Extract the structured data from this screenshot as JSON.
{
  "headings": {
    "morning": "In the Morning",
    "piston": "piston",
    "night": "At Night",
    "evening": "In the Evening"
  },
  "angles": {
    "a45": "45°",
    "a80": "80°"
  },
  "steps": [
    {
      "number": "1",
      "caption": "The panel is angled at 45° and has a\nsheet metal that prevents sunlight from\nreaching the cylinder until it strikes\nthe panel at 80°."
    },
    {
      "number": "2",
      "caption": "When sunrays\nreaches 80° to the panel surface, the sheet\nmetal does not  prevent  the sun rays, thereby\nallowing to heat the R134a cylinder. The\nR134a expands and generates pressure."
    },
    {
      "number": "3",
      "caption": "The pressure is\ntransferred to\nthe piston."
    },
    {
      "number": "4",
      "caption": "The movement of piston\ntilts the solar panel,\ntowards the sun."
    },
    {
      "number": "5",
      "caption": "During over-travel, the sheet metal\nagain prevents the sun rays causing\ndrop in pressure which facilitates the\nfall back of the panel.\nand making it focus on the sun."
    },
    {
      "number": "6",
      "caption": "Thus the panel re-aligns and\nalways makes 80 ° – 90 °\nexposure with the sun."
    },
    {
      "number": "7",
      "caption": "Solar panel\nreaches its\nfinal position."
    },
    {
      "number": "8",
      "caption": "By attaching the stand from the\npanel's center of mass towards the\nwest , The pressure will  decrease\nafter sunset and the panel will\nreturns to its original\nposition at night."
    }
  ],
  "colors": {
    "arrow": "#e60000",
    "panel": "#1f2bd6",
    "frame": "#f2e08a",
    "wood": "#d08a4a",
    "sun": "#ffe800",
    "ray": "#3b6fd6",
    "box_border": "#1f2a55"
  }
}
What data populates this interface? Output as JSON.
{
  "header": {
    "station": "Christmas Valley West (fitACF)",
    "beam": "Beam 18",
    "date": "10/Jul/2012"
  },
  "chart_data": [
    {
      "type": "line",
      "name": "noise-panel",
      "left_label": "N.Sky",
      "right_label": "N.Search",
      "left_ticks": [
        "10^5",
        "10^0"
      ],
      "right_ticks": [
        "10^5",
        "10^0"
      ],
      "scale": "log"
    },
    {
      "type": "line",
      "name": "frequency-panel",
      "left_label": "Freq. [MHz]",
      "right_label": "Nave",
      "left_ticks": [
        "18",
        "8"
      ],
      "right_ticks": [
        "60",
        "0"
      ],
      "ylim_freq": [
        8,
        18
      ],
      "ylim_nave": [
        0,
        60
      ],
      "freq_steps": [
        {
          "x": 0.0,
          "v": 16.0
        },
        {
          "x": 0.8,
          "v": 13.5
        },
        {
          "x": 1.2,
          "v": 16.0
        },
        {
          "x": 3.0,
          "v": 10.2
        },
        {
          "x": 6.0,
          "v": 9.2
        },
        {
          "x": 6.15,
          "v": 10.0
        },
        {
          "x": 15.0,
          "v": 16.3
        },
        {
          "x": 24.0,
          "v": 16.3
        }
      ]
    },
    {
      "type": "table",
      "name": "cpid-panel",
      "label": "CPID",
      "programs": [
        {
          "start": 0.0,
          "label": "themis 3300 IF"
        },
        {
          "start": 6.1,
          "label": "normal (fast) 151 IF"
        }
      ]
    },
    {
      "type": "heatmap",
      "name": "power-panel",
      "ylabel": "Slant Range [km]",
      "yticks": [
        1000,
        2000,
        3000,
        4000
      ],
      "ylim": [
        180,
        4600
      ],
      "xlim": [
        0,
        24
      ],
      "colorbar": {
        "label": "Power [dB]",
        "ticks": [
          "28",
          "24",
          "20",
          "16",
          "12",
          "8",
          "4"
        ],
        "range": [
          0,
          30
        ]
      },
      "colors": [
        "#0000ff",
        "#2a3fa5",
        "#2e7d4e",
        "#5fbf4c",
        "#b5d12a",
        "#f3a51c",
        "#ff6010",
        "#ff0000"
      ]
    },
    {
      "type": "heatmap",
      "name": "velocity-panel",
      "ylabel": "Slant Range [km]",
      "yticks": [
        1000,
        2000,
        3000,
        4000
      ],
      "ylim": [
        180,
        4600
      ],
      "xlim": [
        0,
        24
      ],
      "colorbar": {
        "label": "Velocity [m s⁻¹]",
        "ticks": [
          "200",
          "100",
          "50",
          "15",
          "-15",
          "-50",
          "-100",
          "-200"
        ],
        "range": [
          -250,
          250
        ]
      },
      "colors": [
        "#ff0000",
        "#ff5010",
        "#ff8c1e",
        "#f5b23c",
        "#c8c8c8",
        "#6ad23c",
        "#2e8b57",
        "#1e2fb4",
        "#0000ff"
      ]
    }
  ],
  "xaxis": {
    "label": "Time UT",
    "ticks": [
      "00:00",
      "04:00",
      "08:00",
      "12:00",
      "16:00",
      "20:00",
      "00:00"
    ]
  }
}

> _Problem_:
Emit the full listing verbatim.

> _Exercise solution_:
Extract the structured data from this screenshot as JSON.
{
  "headings": {
    "morning": "In the Morning",
    "piston": "piston",
    "night": "At Night",
    "evening": "In the Evening"
  },
  "angles": {
    "a45": "45°",
    "a80": "80°"
  },
  "steps": [
    {
      "number": "1",
      "caption": "The panel is angled at 45° and has a\nsheet metal that prevents sunlight from\nreaching the cylinder until it strikes\nthe panel at 80°."
    },
    {
      "number": "2",
      "caption": "When sunrays\nreaches 80° to the panel surface, the sheet\nmetal does not  prevent  the sun rays, thereby\nallowing to heat the R134a cylinder. The\nR134a expands and generates pressure."
    },
    {
      "number": "3",
      "caption": "The pressure is\ntransferred to\nthe piston."
    },
    {
      "number": "4",
      "caption": "The movement of piston\ntilts the solar panel,\ntowards the sun."
    },
    {
      "number": "5",
      "caption": "During over-travel, the sheet metal\nagain prevents the sun rays causing\ndrop in pressure which facilitates the\nfall back of the panel.\nand making it focus on the sun."
    },
    {
      "number": "6",
      "caption": "Thus the panel re-aligns and\nalways makes 80 ° – 90 °\nexposure with the sun."
    },
    {
      "number": "7",
      "caption": "Solar panel\nreaches its\nfinal position."
    },
    {
      "number": "8",
      "caption": "By attaching the stand from the\npanel's center of mass towards the\nwest , The pressure will  decrease\nafter sunset and the panel will\nreturns to its original\nposition at night."
    }
  ],
  "colors": {
    "arrow": "#e60000",
    "panel": "#1f2bd6",
    "frame": "#f2e08a",
    "wood": "#d08a4a",
    "sun": "#ffe800",
    "ray": "#3b6fd6",
    "box_border": "#1f2a55"
  }
}
What data populates this interface? Output as JSON.
{
  "header": {
    "station": "Christmas Valley West (fitACF)",
    "beam": "Beam 18",
    "date": "10/Jul/2012"
  },
  "chart_data": [
    {
      "type": "line",
      "name": "noise-panel",
      "left_label": "N.Sky",
      "right_label": "N.Search",
      "left_ticks": [
        "10^5",
        "10^0"
      ],
      "right_ticks": [
        "10^5",
        "10^0"
      ],
      "scale": "log"
    },
    {
      "type": "line",
      "name": "frequency-panel",
      "left_label": "Freq. [MHz]",
      "right_label": "Nave",
      "left_ticks": [
        "18",
        "8"
      ],
      "right_ticks": [
        "60",
        "0"
      ],
      "ylim_freq": [
        8,
        18
      ],
      "ylim_nave": [
        0,
        60
      ],
      "freq_steps": [
        {
          "x": 0.0,
          "v": 16.0
        },
        {
          "x": 0.8,
          "v": 13.5
        },
        {
          "x": 1.2,
          "v": 16.0
        },
        {
          "x": 3.0,
          "v": 10.2
        },
        {
          "x": 6.0,
          "v": 9.2
        },
        {
          "x": 6.15,
          "v": 10.0
        },
        {
          "x": 15.0,
          "v": 16.3
        },
        {
          "x": 24.0,
          "v": 16.3
        }
      ]
    },
    {
      "type": "table",
      "name": "cpid-panel",
      "label": "CPID",
      "programs": [
        {
          "start": 0.0,
          "label": "themis 3300 IF"
        },
        {
          "start": 6.1,
          "label": "normal (fast) 151 IF"
        }
      ]
    },
    {
      "type": "heatmap",
      "name": "power-panel",
      "ylabel": "Slant Range [km]",
      "yticks": [
        1000,
        2000,
        3000,
        4000
      ],
      "ylim": [
        180,
        4600
      ],
      "xlim": [
        0,
        24
      ],
      "colorbar": {
        "label": "Power [dB]",
        "ticks": [
          "28",
          "24",
          "20",
          "16",
          "12",
          "8",
          "4"
        ],
        "range": [
          0,
          30
        ]
      },
      "colors": [
        "#0000ff",
        "#2a3fa5",
        "#2e7d4e",
        "#5fbf4c",
        "#b5d12a",
        "#f3a51c",
        "#ff6010",
        "#ff0000"
      ]
    },
    {
      "type": "heatmap",
      "name": "velocity-panel",
      "ylabel": "Slant Range [km]",
      "yticks": [
        1000,
        2000,
        3000,
        4000
      ],
      "ylim": [
        180,
        4600
      ],
      "xlim": [
        0,
        24
      ],
      "colorbar": {
        "label": "Velocity [m s⁻¹]",
        "ticks": [
          "200",
          "100",
          "50",
          "15",
          "-15",
          "-50",
          "-100",
          "-200"
        ],
        "range": [
          -250,
          250
        ]
      },
      "colors": [
        "#ff0000",
        "#ff5010",
        "#ff8c1e",
        "#f5b23c",
        "#c8c8c8",
        "#6ad23c",
        "#2e8b57",
        "#1e2fb4",
        "#0000ff"
      ]
    }
  ],
  "xaxis": {
    "label": "Time UT",
    "ticks": [
      "00:00",
      "04:00",
      "08:00",
      "12:00",
      "16:00",
      "20:00",
      "00:00"
    ]
  }
}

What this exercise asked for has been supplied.